• WHAT IS NEEDED
Within the listing below, locate all lines containing the word "color". Copy each one.

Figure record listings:
- - - - - - -

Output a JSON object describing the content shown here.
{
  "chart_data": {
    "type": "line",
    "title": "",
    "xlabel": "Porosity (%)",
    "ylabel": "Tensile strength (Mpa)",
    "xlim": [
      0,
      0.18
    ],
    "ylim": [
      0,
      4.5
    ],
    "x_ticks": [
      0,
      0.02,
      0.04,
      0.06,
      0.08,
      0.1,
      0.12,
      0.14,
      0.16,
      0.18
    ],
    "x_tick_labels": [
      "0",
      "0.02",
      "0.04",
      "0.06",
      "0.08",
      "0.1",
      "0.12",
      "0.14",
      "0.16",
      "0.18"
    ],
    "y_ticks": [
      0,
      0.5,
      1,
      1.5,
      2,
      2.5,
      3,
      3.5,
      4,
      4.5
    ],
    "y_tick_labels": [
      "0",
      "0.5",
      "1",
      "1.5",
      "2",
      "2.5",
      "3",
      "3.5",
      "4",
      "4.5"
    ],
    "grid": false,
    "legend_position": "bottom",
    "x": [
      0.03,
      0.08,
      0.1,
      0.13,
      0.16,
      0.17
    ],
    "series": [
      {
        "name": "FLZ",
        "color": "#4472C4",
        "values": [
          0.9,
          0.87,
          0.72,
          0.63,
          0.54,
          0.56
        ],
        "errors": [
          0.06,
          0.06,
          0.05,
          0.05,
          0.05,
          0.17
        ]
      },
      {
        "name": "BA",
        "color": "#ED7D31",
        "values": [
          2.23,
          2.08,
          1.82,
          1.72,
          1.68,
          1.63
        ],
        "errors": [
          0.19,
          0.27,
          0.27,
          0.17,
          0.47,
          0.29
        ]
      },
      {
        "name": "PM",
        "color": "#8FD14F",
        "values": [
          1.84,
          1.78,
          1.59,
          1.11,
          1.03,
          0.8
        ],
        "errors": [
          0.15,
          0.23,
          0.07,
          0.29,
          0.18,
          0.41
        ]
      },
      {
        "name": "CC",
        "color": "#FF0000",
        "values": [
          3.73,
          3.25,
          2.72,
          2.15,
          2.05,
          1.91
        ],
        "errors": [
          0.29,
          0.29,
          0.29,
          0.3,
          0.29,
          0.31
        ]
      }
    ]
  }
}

- - - - - - -

• RESPONSE BELOW
        "color": "#4472C4",
        "color": "#ED7D31",
        "color": "#8FD14F",
        "color": "#FF0000",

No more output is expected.